(What is asked)
Give the number of lines in the records below that include "your". Reply with that number alone.

(Provided information)

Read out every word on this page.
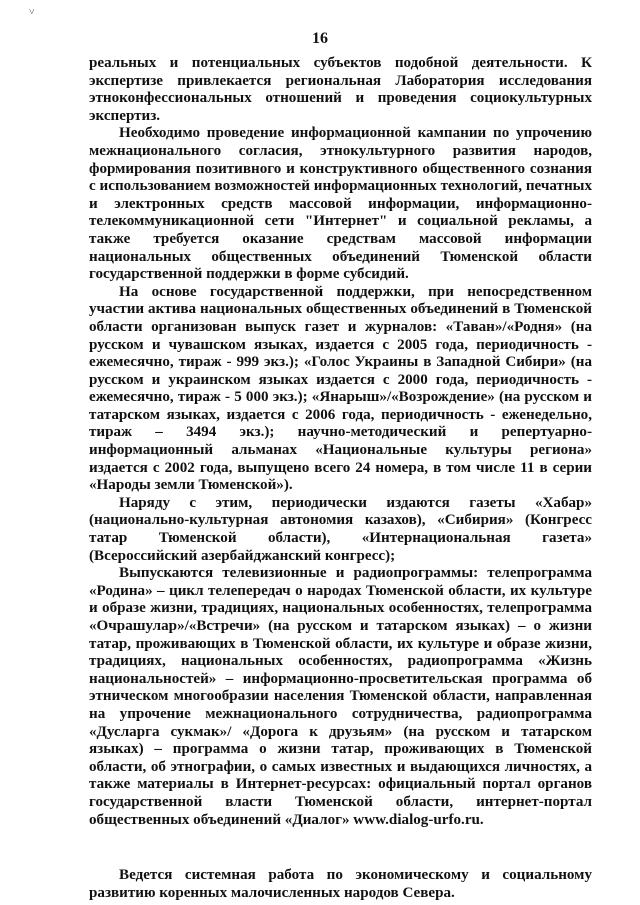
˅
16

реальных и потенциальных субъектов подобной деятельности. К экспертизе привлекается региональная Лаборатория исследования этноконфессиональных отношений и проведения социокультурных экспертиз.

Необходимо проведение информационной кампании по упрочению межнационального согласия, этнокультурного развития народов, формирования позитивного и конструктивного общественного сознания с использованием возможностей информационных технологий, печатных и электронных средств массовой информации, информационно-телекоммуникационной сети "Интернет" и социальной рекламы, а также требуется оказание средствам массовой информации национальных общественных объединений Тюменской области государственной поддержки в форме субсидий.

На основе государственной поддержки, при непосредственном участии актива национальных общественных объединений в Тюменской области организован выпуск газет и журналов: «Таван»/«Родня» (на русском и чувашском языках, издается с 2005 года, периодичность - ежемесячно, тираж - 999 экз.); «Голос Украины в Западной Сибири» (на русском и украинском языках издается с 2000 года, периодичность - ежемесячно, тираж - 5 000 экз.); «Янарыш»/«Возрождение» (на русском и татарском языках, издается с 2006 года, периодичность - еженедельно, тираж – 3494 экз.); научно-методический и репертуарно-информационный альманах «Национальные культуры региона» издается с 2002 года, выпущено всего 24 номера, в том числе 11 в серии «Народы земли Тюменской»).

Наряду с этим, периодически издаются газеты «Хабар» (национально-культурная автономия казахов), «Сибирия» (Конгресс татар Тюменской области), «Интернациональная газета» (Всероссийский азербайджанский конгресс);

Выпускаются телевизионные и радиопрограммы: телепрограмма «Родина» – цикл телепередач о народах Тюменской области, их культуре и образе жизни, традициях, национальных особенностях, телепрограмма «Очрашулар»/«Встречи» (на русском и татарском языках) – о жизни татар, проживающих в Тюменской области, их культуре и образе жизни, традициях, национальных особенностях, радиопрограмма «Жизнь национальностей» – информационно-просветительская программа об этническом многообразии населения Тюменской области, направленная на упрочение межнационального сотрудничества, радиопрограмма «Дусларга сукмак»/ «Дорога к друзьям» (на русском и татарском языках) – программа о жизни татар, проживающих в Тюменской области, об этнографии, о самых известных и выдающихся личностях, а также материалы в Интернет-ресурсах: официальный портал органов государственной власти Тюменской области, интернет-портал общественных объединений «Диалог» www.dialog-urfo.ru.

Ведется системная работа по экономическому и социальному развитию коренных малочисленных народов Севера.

* * *

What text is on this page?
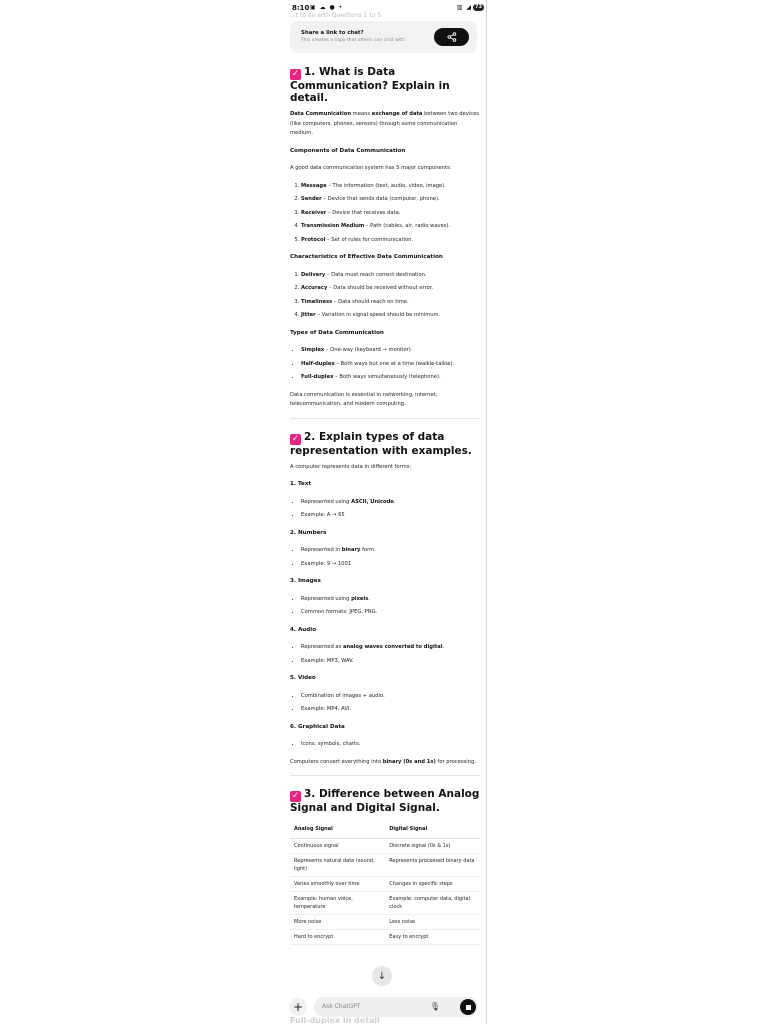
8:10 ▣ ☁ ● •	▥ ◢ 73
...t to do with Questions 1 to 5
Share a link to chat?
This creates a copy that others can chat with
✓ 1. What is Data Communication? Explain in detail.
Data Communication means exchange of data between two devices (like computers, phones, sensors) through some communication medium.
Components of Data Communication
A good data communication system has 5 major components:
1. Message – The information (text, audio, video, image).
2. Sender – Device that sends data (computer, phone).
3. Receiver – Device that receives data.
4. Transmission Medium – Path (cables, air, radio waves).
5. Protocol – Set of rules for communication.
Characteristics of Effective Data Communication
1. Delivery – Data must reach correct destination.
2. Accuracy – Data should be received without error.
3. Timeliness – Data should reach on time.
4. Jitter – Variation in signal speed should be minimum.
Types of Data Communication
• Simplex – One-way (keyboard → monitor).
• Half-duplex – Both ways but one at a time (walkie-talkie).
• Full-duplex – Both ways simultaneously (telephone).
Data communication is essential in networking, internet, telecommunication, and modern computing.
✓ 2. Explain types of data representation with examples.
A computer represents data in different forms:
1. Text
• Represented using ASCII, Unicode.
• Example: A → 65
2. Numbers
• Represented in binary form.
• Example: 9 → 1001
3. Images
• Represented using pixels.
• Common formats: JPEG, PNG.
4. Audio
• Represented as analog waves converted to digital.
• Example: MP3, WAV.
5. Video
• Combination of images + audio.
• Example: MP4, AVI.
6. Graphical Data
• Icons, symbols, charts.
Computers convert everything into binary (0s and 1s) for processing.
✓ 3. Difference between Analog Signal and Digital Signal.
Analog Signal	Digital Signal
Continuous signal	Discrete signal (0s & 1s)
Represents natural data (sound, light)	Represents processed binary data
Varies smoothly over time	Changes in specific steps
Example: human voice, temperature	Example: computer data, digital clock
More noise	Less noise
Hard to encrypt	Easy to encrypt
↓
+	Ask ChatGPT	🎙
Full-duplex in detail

--

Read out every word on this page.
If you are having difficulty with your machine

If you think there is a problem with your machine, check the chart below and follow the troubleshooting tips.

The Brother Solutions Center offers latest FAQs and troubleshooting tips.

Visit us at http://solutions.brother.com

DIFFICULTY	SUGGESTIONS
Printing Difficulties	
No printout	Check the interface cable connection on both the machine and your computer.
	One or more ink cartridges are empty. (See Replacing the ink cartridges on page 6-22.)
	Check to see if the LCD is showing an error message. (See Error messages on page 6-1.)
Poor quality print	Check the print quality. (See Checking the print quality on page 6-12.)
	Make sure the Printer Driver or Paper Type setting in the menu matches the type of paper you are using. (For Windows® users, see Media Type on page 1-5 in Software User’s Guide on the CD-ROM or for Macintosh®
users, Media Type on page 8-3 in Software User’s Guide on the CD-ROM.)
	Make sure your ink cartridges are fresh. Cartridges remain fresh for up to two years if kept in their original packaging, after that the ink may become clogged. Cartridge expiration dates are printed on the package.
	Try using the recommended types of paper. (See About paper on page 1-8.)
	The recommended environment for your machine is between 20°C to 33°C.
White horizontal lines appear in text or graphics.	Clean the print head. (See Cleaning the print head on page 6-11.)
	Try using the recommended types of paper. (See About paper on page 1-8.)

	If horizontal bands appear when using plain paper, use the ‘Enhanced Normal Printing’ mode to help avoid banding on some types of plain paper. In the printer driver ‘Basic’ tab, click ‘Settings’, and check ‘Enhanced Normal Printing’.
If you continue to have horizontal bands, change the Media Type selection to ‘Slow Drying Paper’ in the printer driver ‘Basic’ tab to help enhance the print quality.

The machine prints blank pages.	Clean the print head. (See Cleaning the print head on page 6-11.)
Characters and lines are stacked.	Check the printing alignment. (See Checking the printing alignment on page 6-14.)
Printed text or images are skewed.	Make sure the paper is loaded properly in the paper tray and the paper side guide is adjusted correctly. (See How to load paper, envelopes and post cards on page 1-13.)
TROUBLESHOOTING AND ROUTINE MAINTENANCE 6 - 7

(Exercise response)
5